Исходный текст:
■ ■ ■ ■

«Один боец приехал с фронта и зашел, чтобы навестить своего ребенка, в д/дом. Ребенок его лежал в изоляторе с дистрофией III степени и цингой. Ребенок был настолько исхудавший, что трудно передать. Его к нам принесли на носилках. Я пошла с отцом в изолятор и показываю отцу его ребенка. Отец не узнает ребенка и говорит: “Нет, это не мой ребенок”. Ребенок же узнал отца и говорит: “Папа!” Отец наклоняется к нему и говорит: “Неужели ты, Валя?! Какая ты стала?! Нет, нет, это не моя дочь”. Ребенок заплакал и говорит: “Папа, нет, это я!” (Девочке было семь лет.) Я стою рядом и чувствую прямо, что сердце перестает биться. Ребенок начал рассказывать отцу, что мама пропала… “тетя чужая взяла меня к себе, мы почти ничего не ели, голодали, меня принесли в д/дом”. Отец все же не мог удостовериться, был очень бледный, весь дрожал. Наконец, вынул из бокового кармана фотографию и показывает Вале и спрашивает: “Кто это?” Девочка сразу ответила: “Это мама, дядя Миша, это ты, папа!” Отец удостоверился, но я смотрю, что ему не по себе, что он чуть-чуть сдерживает себя. Он посидел с ребенком, пришел в себя и молчал… Молчание продолжалось минут 5. Потом он встал, крепко ее поцеловал и мы с ним вышли. Придя ко мне в кабинет, силы его оставили, он заплакал. Я ничего ему не говорила…» {441}
В «смертное время» изменялись походка и движения людей. Людей «качало», ноги путались, волочились, «не держали». Падали от незначительного толчка. «У людей была особая походка, — вспоминал директор ГИПХ П.П. Трофимов. — Народ стал ходить тише и тише — так ходили старики, взрослые и дети. Никто не торопится. Редко кто кого обгонял». Горожане, казалось, не шли, а «ползли», движения являлись замедленными и осторожными. Некоторые, в том числе и дети, чтобы не упасть, ходили с палочками или костылями. «Нужно выходить из дома с таким расчетом, чтобы посидеть — раза четыре… иначе не дойти», — рассказывал врач В. Гаршин {442}.

■ ■ ■ ■

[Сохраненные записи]
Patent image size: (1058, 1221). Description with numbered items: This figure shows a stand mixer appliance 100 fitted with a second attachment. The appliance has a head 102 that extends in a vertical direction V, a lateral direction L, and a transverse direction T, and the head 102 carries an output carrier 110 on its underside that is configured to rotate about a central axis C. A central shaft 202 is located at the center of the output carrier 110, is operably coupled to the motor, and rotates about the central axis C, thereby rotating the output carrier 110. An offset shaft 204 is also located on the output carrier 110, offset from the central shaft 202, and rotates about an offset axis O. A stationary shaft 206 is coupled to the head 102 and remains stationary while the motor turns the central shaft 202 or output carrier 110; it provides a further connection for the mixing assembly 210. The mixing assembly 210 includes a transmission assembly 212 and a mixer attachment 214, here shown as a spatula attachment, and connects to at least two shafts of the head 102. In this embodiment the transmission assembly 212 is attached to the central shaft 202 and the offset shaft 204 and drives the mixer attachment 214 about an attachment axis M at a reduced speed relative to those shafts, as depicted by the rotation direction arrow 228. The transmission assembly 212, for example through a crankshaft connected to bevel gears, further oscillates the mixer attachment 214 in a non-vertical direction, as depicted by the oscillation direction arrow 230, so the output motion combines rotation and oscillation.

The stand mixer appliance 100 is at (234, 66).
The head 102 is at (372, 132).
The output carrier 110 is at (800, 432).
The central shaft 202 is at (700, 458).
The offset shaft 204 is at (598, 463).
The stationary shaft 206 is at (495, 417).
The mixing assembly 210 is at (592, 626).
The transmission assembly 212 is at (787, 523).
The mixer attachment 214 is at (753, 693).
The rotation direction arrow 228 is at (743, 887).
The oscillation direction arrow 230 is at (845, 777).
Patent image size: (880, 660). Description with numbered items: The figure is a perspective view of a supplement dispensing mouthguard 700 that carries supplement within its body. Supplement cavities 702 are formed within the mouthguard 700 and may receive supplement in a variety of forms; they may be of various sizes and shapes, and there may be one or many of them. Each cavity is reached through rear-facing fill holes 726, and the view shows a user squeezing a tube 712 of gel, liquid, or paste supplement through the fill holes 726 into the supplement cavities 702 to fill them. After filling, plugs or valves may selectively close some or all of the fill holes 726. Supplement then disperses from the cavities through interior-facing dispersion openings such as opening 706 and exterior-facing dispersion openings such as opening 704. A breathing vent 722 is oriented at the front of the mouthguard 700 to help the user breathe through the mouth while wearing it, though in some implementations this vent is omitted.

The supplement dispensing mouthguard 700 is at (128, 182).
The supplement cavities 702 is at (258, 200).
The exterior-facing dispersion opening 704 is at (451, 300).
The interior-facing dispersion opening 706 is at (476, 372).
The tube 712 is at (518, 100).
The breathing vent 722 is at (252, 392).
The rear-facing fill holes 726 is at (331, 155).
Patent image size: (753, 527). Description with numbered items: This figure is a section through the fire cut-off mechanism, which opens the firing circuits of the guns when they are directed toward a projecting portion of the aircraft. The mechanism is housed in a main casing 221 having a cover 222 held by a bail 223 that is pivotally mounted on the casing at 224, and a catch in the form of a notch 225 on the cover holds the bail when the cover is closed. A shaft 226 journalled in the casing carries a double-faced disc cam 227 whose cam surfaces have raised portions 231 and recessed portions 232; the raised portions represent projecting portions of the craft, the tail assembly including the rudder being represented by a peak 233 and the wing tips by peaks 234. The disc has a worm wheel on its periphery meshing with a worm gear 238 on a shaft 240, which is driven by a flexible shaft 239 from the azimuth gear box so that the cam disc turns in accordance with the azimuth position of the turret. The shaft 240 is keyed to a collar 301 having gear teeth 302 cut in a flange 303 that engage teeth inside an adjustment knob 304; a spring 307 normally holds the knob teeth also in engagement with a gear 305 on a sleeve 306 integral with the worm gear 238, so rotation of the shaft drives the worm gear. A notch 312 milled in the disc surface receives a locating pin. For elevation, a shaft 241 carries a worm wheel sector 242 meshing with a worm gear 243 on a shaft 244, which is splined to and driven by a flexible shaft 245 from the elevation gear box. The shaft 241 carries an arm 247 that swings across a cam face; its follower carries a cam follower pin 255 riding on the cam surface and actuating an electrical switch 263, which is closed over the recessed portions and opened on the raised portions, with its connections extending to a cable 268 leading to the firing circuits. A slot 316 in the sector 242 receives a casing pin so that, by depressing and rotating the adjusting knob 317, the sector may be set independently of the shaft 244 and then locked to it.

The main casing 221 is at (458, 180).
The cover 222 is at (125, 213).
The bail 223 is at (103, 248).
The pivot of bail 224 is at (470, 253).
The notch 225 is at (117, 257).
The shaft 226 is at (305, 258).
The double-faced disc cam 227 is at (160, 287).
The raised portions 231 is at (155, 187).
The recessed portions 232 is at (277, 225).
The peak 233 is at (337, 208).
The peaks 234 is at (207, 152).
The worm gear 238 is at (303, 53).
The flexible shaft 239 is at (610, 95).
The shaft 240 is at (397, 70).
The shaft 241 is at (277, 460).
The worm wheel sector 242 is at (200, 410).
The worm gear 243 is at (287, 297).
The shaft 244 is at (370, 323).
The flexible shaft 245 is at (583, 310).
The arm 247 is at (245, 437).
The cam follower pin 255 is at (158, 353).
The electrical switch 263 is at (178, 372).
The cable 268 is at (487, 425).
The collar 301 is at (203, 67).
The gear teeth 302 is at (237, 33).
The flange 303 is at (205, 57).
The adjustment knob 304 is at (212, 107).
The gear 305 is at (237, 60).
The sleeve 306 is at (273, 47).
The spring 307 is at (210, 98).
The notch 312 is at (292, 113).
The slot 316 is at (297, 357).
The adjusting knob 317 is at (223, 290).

■ ■ ■ ■

Задания:
A - Объясните, опираясь на исходный текст о «смертном времени», почему, по словам врача В. Гаршина, из дома нужно было выходить с расчетом посидеть раза четыре. Ответ уложите в одно–три предложения.
B - Подхватите исходный текст о «смертном времени» и продолжите его после последнего предложения.

Ответы к заданиям:
A - По словам В. Гаршина, без таких остановок до цели было не дойти. Люди в то время ослабли: их «качало», ноги «не держали», а двигались они медленно и осторожно.

B -
Уставшие, обессиленные, опустошенные, даже утратившие волю к жизни люди переставали следить за собой, за своей внешностью и гигиеной. Исчезновение цивилизованного быта, закрытие бань, прачечных и парикмахерских являлись одними из главных, но не единственными причинами этого. Иначе и не могло быть в то время, когда нередко перестали оглядываться друг на друга, опасаясь встретить предосудительный взгляд, поскольку многие вели себя так же. Даже имея хорошую одежду, иногда облачались в самую плохую, в «тряпье» — не коптить же буржуйками яркие, эффектные одеяния, не облачаться же шатающейся, падающей от истощения женщине, с обезображенным нарывами и фурункулами лицом, в красивое пальто — кого оно теперь сделает привлекательным? Так становилось привычкой пренебрежение к цивилизованным обычаям, даже если их, хотя бы отчасти, еще можно было соблюдать. «Поражает, как все-таки народ опускается… При встрече я… наблюдал, как некоторые неделями не умываются, с грязными лицами, носами, ушами, в грязных рубашках, воротничках, многие не бриты», — возмущался в феврале 1942 года заведующий райпромкомбинатом А.П. Никулин, тут же, однако, оговорившись, что «большинство все же бодрые и подвижные, опрятные и уверенные в своих силах». Этим оптимизмом, заметим, пропитан весь его дневник {443}. Можно было бы возразить ему, что стирать нечем и негде, что теплой воды мало, что лица покрывались копотью буржуек каждый день, — и услышать в ответ истории о тех, кто чистил и стирал одежду и в холодной воде, кто отскабливал от черноты лицо как мог, кто брился каждый день.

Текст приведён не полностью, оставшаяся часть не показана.